TASK MATERIAL:
________________________________________

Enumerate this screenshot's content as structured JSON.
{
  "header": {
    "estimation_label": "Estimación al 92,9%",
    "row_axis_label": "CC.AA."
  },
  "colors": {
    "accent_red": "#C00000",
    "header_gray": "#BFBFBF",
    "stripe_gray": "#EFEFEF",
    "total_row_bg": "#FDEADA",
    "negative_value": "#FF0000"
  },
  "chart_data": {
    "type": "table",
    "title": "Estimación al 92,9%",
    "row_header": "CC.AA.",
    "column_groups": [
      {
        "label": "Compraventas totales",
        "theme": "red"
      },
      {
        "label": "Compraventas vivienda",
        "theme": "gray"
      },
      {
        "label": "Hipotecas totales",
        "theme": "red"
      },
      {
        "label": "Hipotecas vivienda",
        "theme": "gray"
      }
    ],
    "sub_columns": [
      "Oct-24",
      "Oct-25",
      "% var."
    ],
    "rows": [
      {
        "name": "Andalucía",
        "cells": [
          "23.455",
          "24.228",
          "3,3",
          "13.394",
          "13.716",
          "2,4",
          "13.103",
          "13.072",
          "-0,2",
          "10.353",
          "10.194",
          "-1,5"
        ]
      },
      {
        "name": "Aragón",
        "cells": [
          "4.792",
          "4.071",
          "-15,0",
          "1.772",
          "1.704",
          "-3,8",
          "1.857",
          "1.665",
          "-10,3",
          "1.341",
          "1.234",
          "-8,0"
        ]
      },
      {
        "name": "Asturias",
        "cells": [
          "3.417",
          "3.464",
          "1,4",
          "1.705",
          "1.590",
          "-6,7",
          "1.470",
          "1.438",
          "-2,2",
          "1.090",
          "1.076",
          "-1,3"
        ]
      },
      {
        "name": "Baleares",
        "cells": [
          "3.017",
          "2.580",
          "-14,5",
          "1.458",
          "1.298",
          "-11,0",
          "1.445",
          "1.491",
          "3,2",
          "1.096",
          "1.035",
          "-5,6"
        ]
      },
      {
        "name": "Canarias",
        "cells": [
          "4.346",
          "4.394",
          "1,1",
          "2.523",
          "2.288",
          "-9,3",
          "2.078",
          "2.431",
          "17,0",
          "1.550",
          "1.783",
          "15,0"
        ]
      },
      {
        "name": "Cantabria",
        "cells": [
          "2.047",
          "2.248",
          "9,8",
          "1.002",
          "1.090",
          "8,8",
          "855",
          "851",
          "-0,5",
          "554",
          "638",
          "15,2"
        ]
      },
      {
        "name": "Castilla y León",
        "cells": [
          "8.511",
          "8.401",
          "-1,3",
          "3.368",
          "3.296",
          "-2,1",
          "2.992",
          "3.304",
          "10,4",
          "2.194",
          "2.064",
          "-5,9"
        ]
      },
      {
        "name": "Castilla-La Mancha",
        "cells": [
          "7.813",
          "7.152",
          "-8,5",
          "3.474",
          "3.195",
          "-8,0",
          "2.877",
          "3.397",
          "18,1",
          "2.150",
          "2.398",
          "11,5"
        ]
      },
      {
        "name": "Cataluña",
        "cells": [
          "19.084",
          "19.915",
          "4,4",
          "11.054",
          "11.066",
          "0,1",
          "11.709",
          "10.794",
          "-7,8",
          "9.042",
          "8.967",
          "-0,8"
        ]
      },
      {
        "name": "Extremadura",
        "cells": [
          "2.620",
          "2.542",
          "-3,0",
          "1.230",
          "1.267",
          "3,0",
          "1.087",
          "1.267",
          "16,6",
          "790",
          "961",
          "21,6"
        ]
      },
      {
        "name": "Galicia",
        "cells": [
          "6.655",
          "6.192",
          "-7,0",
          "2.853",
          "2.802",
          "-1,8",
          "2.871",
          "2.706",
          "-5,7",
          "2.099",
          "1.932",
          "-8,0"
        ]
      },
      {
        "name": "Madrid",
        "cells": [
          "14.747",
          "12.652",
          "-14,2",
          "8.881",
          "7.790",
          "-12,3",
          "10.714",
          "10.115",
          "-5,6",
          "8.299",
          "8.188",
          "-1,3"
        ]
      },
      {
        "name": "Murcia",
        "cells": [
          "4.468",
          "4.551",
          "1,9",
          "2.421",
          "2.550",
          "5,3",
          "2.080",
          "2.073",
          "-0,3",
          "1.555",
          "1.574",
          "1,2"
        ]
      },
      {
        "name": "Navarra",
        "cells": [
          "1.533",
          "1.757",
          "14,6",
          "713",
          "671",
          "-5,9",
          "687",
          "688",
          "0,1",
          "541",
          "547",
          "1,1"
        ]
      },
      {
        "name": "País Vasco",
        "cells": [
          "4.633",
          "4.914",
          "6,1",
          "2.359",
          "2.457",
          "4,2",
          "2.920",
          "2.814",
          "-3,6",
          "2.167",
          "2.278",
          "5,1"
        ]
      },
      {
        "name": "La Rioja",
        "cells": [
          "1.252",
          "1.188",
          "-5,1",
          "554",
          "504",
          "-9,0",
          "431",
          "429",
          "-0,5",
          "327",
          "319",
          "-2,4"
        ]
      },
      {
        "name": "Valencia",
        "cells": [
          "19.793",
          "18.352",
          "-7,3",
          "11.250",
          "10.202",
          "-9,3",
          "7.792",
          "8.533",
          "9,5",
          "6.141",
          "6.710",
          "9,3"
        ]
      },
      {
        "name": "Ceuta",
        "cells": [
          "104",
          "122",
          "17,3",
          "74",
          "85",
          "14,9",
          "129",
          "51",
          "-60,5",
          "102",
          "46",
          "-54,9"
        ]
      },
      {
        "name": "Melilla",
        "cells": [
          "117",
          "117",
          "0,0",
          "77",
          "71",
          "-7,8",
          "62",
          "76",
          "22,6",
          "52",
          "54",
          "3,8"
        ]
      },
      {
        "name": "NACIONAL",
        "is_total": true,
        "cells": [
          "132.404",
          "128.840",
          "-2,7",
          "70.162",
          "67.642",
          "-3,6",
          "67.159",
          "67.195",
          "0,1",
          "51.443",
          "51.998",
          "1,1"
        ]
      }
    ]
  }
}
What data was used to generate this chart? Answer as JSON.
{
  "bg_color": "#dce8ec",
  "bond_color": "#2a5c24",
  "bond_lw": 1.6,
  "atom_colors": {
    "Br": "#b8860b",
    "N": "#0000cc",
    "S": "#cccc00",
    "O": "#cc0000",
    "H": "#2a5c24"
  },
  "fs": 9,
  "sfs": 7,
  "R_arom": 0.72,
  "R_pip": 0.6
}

________________________________________

TO BE DONE: Extract the full listing above without alteration.

TASK RESPONSE:
Enumerate this screenshot's content as structured JSON.
{
  "header": {
    "estimation_label": "Estimación al 92,9%",
    "row_axis_label": "CC.AA."
  },
  "colors": {
    "accent_red": "#C00000",
    "header_gray": "#BFBFBF",
    "stripe_gray": "#EFEFEF",
    "total_row_bg": "#FDEADA",
    "negative_value": "#FF0000"
  },
  "chart_data": {
    "type": "table",
    "title": "Estimación al 92,9%",
    "row_header": "CC.AA.",
    "column_groups": [
      {
        "label": "Compraventas totales",
        "theme": "red"
      },
      {
        "label": "Compraventas vivienda",
        "theme": "gray"
      },
      {
        "label": "Hipotecas totales",
        "theme": "red"
      },
      {
        "label": "Hipotecas vivienda",
        "theme": "gray"
      }
    ],
    "sub_columns": [
      "Oct-24",
      "Oct-25",
      "% var."
    ],
    "rows": [
      {
        "name": "Andalucía",
        "cells": [
          "23.455",
          "24.228",
          "3,3",
          "13.394",
          "13.716",
          "2,4",
          "13.103",
          "13.072",
          "-0,2",
          "10.353",
          "10.194",
          "-1,5"
        ]
      },
      {
        "name": "Aragón",
        "cells": [
          "4.792",
          "4.071",
          "-15,0",
          "1.772",
          "1.704",
          "-3,8",
          "1.857",
          "1.665",
          "-10,3",
          "1.341",
          "1.234",
          "-8,0"
        ]
      },
      {
        "name": "Asturias",
        "cells": [
          "3.417",
          "3.464",
          "1,4",
          "1.705",
          "1.590",
          "-6,7",
          "1.470",
          "1.438",
          "-2,2",
          "1.090",
          "1.076",
          "-1,3"
        ]
      },
      {
        "name": "Baleares",
        "cells": [
          "3.017",
          "2.580",
          "-14,5",
          "1.458",
          "1.298",
          "-11,0",
          "1.445",
          "1.491",
          "3,2",
          "1.096",
          "1.035",
          "-5,6"
        ]
      },
      {
        "name": "Canarias",
        "cells": [
          "4.346",
          "4.394",
          "1,1",
          "2.523",
          "2.288",
          "-9,3",
          "2.078",
          "2.431",
          "17,0",
          "1.550",
          "1.783",
          "15,0"
        ]
      },
      {
        "name": "Cantabria",
        "cells": [
          "2.047",
          "2.248",
          "9,8",
          "1.002",
          "1.090",
          "8,8",
          "855",
          "851",
          "-0,5",
          "554",
          "638",
          "15,2"
        ]
      },
      {
        "name": "Castilla y León",
        "cells": [
          "8.511",
          "8.401",
          "-1,3",
          "3.368",
          "3.296",
          "-2,1",
          "2.992",
          "3.304",
          "10,4",
          "2.194",
          "2.064",
          "-5,9"
        ]
      },
      {
        "name": "Castilla-La Mancha",
        "cells": [
          "7.813",
          "7.152",
          "-8,5",
          "3.474",
          "3.195",
          "-8,0",
          "2.877",
          "3.397",
          "18,1",
          "2.150",
          "2.398",
          "11,5"
        ]
      },
      {
        "name": "Cataluña",
        "cells": [
          "19.084",
          "19.915",
          "4,4",
          "11.054",
          "11.066",
          "0,1",
          "11.709",
          "10.794",
          "-7,8",
          "9.042",
          "8.967",
          "-0,8"
        ]
      },
      {
        "name": "Extremadura",
        "cells": [
          "2.620",
          "2.542",
          "-3,0",
          "1.230",
          "1.267",
          "3,0",
          "1.087",
          "1.267",
          "16,6",
          "790",
          "961",
          "21,6"
        ]
      },
      {
        "name": "Galicia",
        "cells": [
          "6.655",
          "6.192",
          "-7,0",
          "2.853",
          "2.802",
          "-1,8",
          "2.871",
          "2.706",
          "-5,7",
          "2.099",
          "1.932",
          "-8,0"
        ]
      },
      {
        "name": "Madrid",
        "cells": [
          "14.747",
          "12.652",
          "-14,2",
          "8.881",
          "7.790",
          "-12,3",
          "10.714",
          "10.115",
          "-5,6",
          "8.299",
          "8.188",
          "-1,3"
        ]
      },
      {
        "name": "Murcia",
        "cells": [
          "4.468",
          "4.551",
          "1,9",
          "2.421",
          "2.550",
          "5,3",
          "2.080",
          "2.073",
          "-0,3",
          "1.555",
          "1.574",
          "1,2"
        ]
      },
      {
        "name": "Navarra",
        "cells": [
          "1.533",
          "1.757",
          "14,6",
          "713",
          "671",
          "-5,9",
          "687",
          "688",
          "0,1",
          "541",
          "547",
          "1,1"
        ]
      },
      {
        "name": "País Vasco",
        "cells": [
          "4.633",
          "4.914",
          "6,1",
          "2.359",
          "2.457",
          "4,2",
          "2.920",
          "2.814",
          "-3,6",
          "2.167",
          "2.278",
          "5,1"
        ]
      },
      {
        "name": "La Rioja",
        "cells": [
          "1.252",
          "1.188",
          "-5,1",
          "554",
          "504",
          "-9,0",
          "431",
          "429",
          "-0,5",
          "327",
          "319",
          "-2,4"
        ]
      },
      {
        "name": "Valencia",
        "cells": [
          "19.793",
          "18.352",
          "-7,3",
          "11.250",
          "10.202",
          "-9,3",
          "7.792",
          "8.533",
          "9,5",
          "6.141",
          "6.710",
          "9,3"
        ]
      },
      {
        "name": "Ceuta",
        "cells": [
          "104",
          "122",
          "17,3",
          "74",
          "85",
          "14,9",
          "129",
          "51",
          "-60,5",
          "102",
          "46",
          "-54,9"
        ]
      },
      {
        "name": "Melilla",
        "cells": [
          "117",
          "117",
          "0,0",
          "77",
          "71",
          "-7,8",
          "62",
          "76",
          "22,6",
          "52",
          "54",
          "3,8"
        ]
      },
      {
        "name": "NACIONAL",
        "is_total": true,
        "cells": [
          "132.404",
          "128.840",
          "-2,7",
          "70.162",
          "67.642",
          "-3,6",
          "67.159",
          "67.195",
          "0,1",
          "51.443",
          "51.998",
          "1,1"
        ]
      }
    ]
  }
}
What data was used to generate this chart? Answer as JSON.
{
  "bg_color": "#dce8ec",
  "bond_color": "#2a5c24",
  "bond_lw": 1.6,
  "atom_colors": {
    "Br": "#b8860b",
    "N": "#0000cc",
    "S": "#cccc00",
    "O": "#cc0000",
    "H": "#2a5c24"
  },
  "fs": 9,
  "sfs": 7,
  "R_arom": 0.72,
  "R_pip": 0.6
}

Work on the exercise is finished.